- EXERCISE INSTRUCTIONS -
Your task is to print every entry below exactly as given.

- EXERCISE MATERIAL -

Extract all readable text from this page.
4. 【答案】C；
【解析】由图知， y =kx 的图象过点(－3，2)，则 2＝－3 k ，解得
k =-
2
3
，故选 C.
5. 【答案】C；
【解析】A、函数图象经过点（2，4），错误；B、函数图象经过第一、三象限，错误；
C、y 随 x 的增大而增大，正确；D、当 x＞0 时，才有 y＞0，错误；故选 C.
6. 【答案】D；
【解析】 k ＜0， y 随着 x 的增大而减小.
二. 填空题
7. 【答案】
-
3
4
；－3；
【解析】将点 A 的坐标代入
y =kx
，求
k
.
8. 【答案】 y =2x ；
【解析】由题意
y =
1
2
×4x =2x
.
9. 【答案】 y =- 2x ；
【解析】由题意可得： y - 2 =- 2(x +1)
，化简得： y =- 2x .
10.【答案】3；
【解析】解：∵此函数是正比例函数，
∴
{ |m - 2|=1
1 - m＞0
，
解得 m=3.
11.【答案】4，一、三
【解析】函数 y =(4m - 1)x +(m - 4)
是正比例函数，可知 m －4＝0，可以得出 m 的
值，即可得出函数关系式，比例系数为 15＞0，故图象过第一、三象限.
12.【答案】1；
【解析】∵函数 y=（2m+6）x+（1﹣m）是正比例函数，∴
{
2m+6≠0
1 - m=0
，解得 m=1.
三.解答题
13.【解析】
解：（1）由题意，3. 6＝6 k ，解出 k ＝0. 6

- FULL SOLUTION -
Extract all readable text from this page.
4. 【答案】C；
【解析】由图知， y =kx 的图象过点(－3，2)，则 2＝－3 k ，解得
k =-
2
3
，故选 C.
5. 【答案】C；
【解析】A、函数图象经过点（2，4），错误；B、函数图象经过第一、三象限，错误；
C、y 随 x 的增大而增大，正确；D、当 x＞0 时，才有 y＞0，错误；故选 C.
6. 【答案】D；
【解析】 k ＜0， y 随着 x 的增大而减小.
二. 填空题
7. 【答案】
-
3
4
；－3；
【解析】将点 A 的坐标代入
y =kx
，求
k
.
8. 【答案】 y =2x ；
【解析】由题意
y =
1
2
×4x =2x
.
9. 【答案】 y =- 2x ；
【解析】由题意可得： y - 2 =- 2(x +1)
，化简得： y =- 2x .
10.【答案】3；
【解析】解：∵此函数是正比例函数，
∴
{ |m - 2|=1
1 - m＞0
，
解得 m=3.
11.【答案】4，一、三
【解析】函数 y =(4m - 1)x +(m - 4)
是正比例函数，可知 m －4＝0，可以得出 m 的
值，即可得出函数关系式，比例系数为 15＞0，故图象过第一、三象限.
12.【答案】1；
【解析】∵函数 y=（2m+6）x+（1﹣m）是正比例函数，∴
{
2m+6≠0
1 - m=0
，解得 m=1.
三.解答题
13.【解析】
解：（1）由题意，3. 6＝6 k ，解出 k ＝0. 6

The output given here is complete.